> _Problem to work on_
Go through the entries below and write each one out exactly.

> _Task input_
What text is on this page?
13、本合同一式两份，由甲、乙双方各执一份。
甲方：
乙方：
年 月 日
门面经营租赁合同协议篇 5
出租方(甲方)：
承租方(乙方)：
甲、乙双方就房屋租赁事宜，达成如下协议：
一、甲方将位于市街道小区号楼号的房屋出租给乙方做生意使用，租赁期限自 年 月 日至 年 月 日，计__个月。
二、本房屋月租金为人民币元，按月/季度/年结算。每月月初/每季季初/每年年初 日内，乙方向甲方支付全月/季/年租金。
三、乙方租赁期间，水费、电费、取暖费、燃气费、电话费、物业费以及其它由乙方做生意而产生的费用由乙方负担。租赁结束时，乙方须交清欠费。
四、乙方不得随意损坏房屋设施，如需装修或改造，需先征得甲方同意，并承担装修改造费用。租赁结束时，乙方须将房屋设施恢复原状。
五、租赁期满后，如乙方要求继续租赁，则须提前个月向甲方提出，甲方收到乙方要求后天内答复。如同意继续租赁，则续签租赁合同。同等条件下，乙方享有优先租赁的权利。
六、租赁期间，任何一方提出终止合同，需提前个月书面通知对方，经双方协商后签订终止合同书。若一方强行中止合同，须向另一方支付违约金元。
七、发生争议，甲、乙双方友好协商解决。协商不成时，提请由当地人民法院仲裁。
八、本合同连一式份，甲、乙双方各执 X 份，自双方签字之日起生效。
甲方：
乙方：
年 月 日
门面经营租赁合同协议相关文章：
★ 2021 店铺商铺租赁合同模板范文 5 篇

> _Expected output_
What text is on this page?
13、本合同一式两份，由甲、乙双方各执一份。
甲方：
乙方：
年 月 日
门面经营租赁合同协议篇 5
出租方(甲方)：
承租方(乙方)：
甲、乙双方就房屋租赁事宜，达成如下协议：
一、甲方将位于市街道小区号楼号的房屋出租给乙方做生意使用，租赁期限自 年 月 日至 年 月 日，计__个月。
二、本房屋月租金为人民币元，按月/季度/年结算。每月月初/每季季初/每年年初 日内，乙方向甲方支付全月/季/年租金。
三、乙方租赁期间，水费、电费、取暖费、燃气费、电话费、物业费以及其它由乙方做生意而产生的费用由乙方负担。租赁结束时，乙方须交清欠费。
四、乙方不得随意损坏房屋设施，如需装修或改造，需先征得甲方同意，并承担装修改造费用。租赁结束时，乙方须将房屋设施恢复原状。
五、租赁期满后，如乙方要求继续租赁，则须提前个月向甲方提出，甲方收到乙方要求后天内答复。如同意继续租赁，则续签租赁合同。同等条件下，乙方享有优先租赁的权利。
六、租赁期间，任何一方提出终止合同，需提前个月书面通知对方，经双方协商后签订终止合同书。若一方强行中止合同，须向另一方支付违约金元。
七、发生争议，甲、乙双方友好协商解决。协商不成时，提请由当地人民法院仲裁。
八、本合同连一式份，甲、乙双方各执 X 份，自双方签字之日起生效。
甲方：
乙方：
年 月 日
门面经营租赁合同协议相关文章：
★ 2021 店铺商铺租赁合同模板范文 5 篇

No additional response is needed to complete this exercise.